| SUPPLIED RECORDS |
======

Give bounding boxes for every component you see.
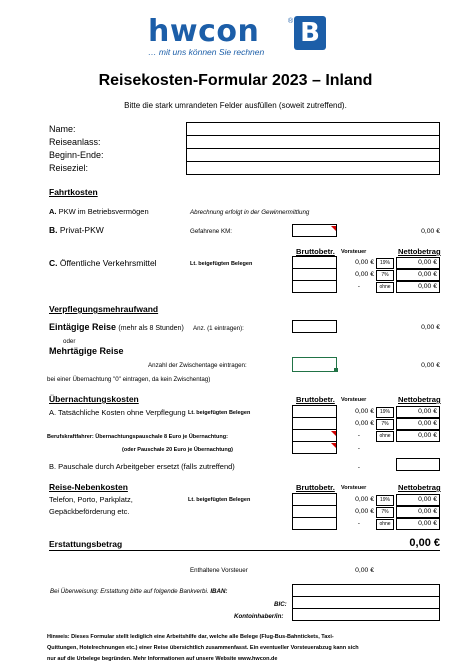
ueb-pauschale-input[interactable] <box>396 458 440 471</box>
fahrt-net-19: 0,00 € <box>396 257 440 269</box>
neben-belege: Lt. beigefügten Belegen <box>188 497 251 503</box>
ueb-col-vorsteuer: Vorsteuer <box>341 397 367 403</box>
comment-marker-icon <box>331 431 336 436</box>
logo-mark-icon: B <box>294 16 326 50</box>
bank-note: Bei Überweisung: Erstattung bitte auf folgende Bankverbi. IBAN: <box>50 588 228 595</box>
beginn-field[interactable] <box>186 148 440 162</box>
inhaber-label: Kontoinhaber/in: <box>234 613 284 620</box>
neben-heading: Reise-Nebenkosten <box>49 482 128 492</box>
anz-label: Anz. (1 eintragen): <box>193 325 244 332</box>
neben-vs-7: 0,00 € <box>355 508 374 515</box>
zwischen-value: 0,00 € <box>421 362 440 369</box>
fahrt-a-label: A. PKW im Betriebsvermögen <box>49 207 149 216</box>
anlass-label: Reiseanlass: <box>49 137 101 147</box>
oder-label: oder <box>63 338 76 345</box>
neben-net-7: 0,00 € <box>396 506 440 518</box>
fahrt-vs-7: 0,00 € <box>355 271 374 278</box>
fahrt-net-ohne: 0,00 € <box>396 281 440 293</box>
mehrtaegig-label: Mehrtägige Reise <box>49 346 124 356</box>
neben-line2: Gepäckbeförderung etc. <box>49 507 130 516</box>
neben-col-netto: Nettobetrag <box>398 483 441 492</box>
fahrt-pct-19: 19% <box>376 258 394 269</box>
zwischentage-input[interactable] <box>292 357 337 372</box>
neben-col-brutto: Bruttobetr. <box>296 483 335 492</box>
ueb-vs-ohne: - <box>357 432 360 439</box>
fahrt-vs-19: 0,00 € <box>355 259 374 266</box>
inhaber-field[interactable] <box>292 608 440 621</box>
neben-pct-19: 19% <box>376 495 394 506</box>
eintaegig-input[interactable] <box>292 320 337 333</box>
ueb-col-brutto: Bruttobetr. <box>296 395 335 404</box>
neben-line1: Telefon, Porto, Parkplatz, <box>49 495 133 504</box>
ueb-b-dash: - <box>357 464 360 471</box>
logo-registered: ® <box>288 18 294 25</box>
uebernachtung-heading: Übernachtungskosten <box>49 394 139 404</box>
fahrt-col-brutto: Bruttobetr. <box>296 247 335 256</box>
fahrt-col-vorsteuer: Vorsteuer <box>341 249 367 255</box>
beginn-label: Beginn-Ende: <box>49 150 104 160</box>
hinweis-line3: nur auf die Urbelege begründen. Mehr Informationen auf unsere Website www.hwcon.de <box>47 656 278 662</box>
eintaegig-value: 0,00 € <box>421 324 440 331</box>
fahrt-pct-ohne: ohne <box>376 282 394 293</box>
fahrt-a-note: Abrechnung erfolgt in der Gewinnermittlung <box>190 209 310 216</box>
name-field[interactable] <box>186 122 440 136</box>
ueb-lkw2: (oder Pauschale 20 Euro je Übernachtung) <box>122 447 233 453</box>
page-subtitle: Bitte die stark umrandeten Felder ausfüllen (soweit zutreffend). <box>124 101 347 110</box>
fahrt-c-belege: Lt. beigefügten Belegen <box>190 261 253 267</box>
neben-pct-7: 7% <box>376 507 394 518</box>
fahrt-net-7: 0,00 € <box>396 269 440 281</box>
ziel-label: Reiseziel: <box>49 163 89 173</box>
neben-brutto-ohne[interactable] <box>292 517 337 530</box>
ueb-net-7: 0,00 € <box>396 418 440 430</box>
ueb-col-netto: Nettobetrag <box>398 395 441 404</box>
ueb-pct-ohne: ohne <box>376 431 394 442</box>
ueb-vs-7: 0,00 € <box>355 420 374 427</box>
neben-pct-ohne: ohne <box>376 519 394 530</box>
vorsteuer-value: 0,00 € <box>355 567 374 574</box>
ueb-lkw1: Berufskraftfahrer: Übernachtungspauschale 8 Euro je Übernachtung: <box>47 434 228 440</box>
ueb-net-ohne: 0,00 € <box>396 430 440 442</box>
ueb-net-19: 0,00 € <box>396 406 440 418</box>
neben-vs-19: 0,00 € <box>355 496 374 503</box>
page-title: Reisekosten-Formular 2023 – Inland <box>98 72 373 89</box>
fahrt-col-netto: Nettobetrag <box>398 247 441 256</box>
fahrt-c-label: C. Öffentliche Verkehrsmittel <box>49 258 157 268</box>
fahrt-pct-7: 7% <box>376 270 394 281</box>
hinweis-line2: Quittungen, Hotelrechnungen etc.) einer Reise übersichtlich zusammenfasst. Ein eventueller Vorsteuerabzug kann sich <box>47 645 359 651</box>
zwischen-note: bei einer Übernachtung "0" eintragen, da kein Zwischentag) <box>47 376 211 383</box>
cell-handle-icon <box>334 368 338 372</box>
name-label: Name: <box>49 124 76 134</box>
logo-wordmark: hwcon <box>148 14 260 49</box>
fahrt-heading: Fahrtkosten <box>49 187 98 197</box>
fahrt-vs-ohne: - <box>357 283 360 290</box>
verpflegung-heading: Verpflegungsmehraufwand <box>49 304 159 314</box>
neben-col-vorsteuer: Vorsteuer <box>341 485 367 491</box>
comment-marker-icon <box>331 226 336 231</box>
ueb-vs-19: 0,00 € <box>355 408 374 415</box>
logo <box>148 14 328 58</box>
ziel-field[interactable] <box>186 161 440 175</box>
logo-tagline: … mit uns können Sie rechnen <box>148 47 265 57</box>
bic-label: BIC: <box>274 601 287 608</box>
ueb-a-label: A. Tatsächliche Kosten ohne Verpflegung <box>49 408 186 417</box>
ueb-pct-7: 7% <box>376 419 394 430</box>
neben-net-ohne: 0,00 € <box>396 518 440 530</box>
erstattung-value: 0,00 € <box>409 537 440 549</box>
fahrt-b-label: B. Privat-PKW <box>49 225 104 235</box>
eintaegig-label: Eintägige Reise (mehr als 8 Stunden) <box>49 322 184 332</box>
zwischen-label: Anzahl der Zwischentage eintragen: <box>148 362 247 369</box>
anlass-field[interactable] <box>186 135 440 149</box>
erstattung-label: Erstattungsbetrag <box>49 539 123 549</box>
ueb-pct-19: 19% <box>376 407 394 418</box>
erstattung-rule <box>49 550 440 551</box>
ueb-vs-extra: - <box>357 445 360 452</box>
fahrt-b-km-label: Gefahrene KM: <box>190 228 232 235</box>
ueb-b-label: B. Pauschale durch Arbeitgeber ersetzt (falls zutreffend) <box>49 462 235 471</box>
fahrt-b-value: 0,00 € <box>421 228 440 235</box>
ueb-a-belege: Lt. beigefügten Belegen <box>188 410 251 416</box>
fahrt-brutto-ohne[interactable] <box>292 280 337 293</box>
hinweis-line1: Hinweis: Dieses Formular stellt lediglich eine Arbeitshilfe dar, welche alle Belege (Flug-Bus-Bahntickets, Taxi- <box>47 634 334 640</box>
neben-net-19: 0,00 € <box>396 494 440 506</box>
vorsteuer-label: Enthaltene Vorsteuer <box>190 567 248 574</box>
neben-vs-ohne: - <box>357 520 360 527</box>
comment-marker-icon <box>331 443 336 448</box>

======

| PROBLEM DETAILS |
What are the lines running from the one containing "ueb-pauschale-input[interactable] <box>396 458" down to the one containing "beginn-field[interactable] <box>186 148", both included, reproduced verbatim?

| THE RESULT |
ueb-pauschale-input[interactable] <box>396 458 440 471</box>
fahrt-net-19: 0,00 € <box>396 257 440 269</box>
neben-belege: Lt. beigefügten Belegen <box>188 497 251 503</box>
ueb-col-vorsteuer: Vorsteuer <box>341 397 367 403</box>
comment-marker-icon <box>331 431 336 436</box>
logo-mark-icon: B <box>294 16 326 50</box>
bank-note: Bei Überweisung: Erstattung bitte auf folgende Bankverbi. IBAN: <box>50 588 228 595</box>
beginn-field[interactable] <box>186 148 440 162</box>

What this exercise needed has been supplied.